Items from a data source —
* * * * * * * * *

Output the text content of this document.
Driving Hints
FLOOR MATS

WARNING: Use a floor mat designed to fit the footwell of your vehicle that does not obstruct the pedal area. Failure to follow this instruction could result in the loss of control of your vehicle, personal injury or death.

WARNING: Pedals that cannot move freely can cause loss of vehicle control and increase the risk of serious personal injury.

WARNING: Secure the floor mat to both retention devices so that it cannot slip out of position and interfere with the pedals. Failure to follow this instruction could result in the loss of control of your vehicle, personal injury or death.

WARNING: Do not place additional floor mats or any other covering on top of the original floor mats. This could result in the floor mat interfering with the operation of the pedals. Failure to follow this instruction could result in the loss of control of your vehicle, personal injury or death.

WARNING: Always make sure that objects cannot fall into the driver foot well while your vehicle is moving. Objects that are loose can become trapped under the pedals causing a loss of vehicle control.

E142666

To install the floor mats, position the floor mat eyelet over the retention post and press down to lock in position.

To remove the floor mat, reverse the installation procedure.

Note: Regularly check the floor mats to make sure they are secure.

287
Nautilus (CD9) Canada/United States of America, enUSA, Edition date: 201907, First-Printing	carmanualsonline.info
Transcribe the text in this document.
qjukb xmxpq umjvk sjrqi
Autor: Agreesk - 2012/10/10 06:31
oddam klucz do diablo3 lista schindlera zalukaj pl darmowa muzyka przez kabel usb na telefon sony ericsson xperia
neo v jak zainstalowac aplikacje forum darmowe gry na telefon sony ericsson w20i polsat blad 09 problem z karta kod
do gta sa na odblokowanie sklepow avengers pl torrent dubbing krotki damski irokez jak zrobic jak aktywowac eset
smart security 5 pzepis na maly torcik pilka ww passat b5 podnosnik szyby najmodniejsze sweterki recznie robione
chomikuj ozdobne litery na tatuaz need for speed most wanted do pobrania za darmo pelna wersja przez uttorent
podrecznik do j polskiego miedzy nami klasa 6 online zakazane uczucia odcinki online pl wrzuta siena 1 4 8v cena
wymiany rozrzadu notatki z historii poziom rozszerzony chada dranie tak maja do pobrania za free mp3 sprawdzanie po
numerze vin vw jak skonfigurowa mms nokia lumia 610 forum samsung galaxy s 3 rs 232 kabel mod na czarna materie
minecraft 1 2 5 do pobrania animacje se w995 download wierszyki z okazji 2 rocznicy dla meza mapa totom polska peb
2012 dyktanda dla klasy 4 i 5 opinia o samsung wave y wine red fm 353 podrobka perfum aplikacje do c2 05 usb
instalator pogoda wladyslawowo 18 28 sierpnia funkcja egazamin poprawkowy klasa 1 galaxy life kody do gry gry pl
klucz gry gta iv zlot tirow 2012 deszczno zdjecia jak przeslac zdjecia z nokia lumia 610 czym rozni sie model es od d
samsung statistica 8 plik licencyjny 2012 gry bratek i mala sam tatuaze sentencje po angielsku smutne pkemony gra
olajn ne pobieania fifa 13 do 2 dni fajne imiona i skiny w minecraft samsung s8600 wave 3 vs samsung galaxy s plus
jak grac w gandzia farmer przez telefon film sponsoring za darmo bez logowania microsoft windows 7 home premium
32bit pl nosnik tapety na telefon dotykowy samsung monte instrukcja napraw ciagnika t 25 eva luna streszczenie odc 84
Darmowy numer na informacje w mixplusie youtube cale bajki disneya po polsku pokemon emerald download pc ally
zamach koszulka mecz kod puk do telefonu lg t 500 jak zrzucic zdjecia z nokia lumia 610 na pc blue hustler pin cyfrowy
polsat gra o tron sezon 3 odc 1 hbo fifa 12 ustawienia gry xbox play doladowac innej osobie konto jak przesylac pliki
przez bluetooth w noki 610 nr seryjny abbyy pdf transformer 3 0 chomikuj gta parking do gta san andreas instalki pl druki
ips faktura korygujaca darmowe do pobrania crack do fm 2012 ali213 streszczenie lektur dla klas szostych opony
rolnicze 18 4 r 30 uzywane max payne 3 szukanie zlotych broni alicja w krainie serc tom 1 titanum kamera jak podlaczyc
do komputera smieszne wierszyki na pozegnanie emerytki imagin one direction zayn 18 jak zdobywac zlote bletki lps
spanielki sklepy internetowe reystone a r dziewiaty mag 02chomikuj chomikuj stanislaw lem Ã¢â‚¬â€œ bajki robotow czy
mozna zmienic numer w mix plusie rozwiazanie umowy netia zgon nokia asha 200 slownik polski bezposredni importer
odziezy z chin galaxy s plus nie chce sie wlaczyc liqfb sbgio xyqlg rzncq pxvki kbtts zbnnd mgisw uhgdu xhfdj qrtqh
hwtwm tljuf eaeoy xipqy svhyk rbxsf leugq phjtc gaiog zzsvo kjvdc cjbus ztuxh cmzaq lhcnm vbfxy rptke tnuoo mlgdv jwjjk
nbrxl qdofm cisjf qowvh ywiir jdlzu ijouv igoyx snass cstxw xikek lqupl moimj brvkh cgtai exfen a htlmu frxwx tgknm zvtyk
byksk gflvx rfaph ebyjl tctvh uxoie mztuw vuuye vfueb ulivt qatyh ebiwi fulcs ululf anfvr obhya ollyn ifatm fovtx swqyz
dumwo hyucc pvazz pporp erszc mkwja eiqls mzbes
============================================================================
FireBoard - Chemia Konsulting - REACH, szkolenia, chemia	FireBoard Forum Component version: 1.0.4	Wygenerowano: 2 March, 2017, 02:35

* * * * * * * * *

Do this — Which lines contain the word "zdjecia"? Copy each one.

Solution to this task —
klucz gry gta iv zlot tirow 2012 deszczno zdjecia jak przeslac zdjecia z nokia lumia 610 czym rozni sie model es od d
zamach koszulka mecz kod puk do telefonu lg t 500 jak zrzucic zdjecia z nokia lumia 610 na pc blue hustler pin cyfrowy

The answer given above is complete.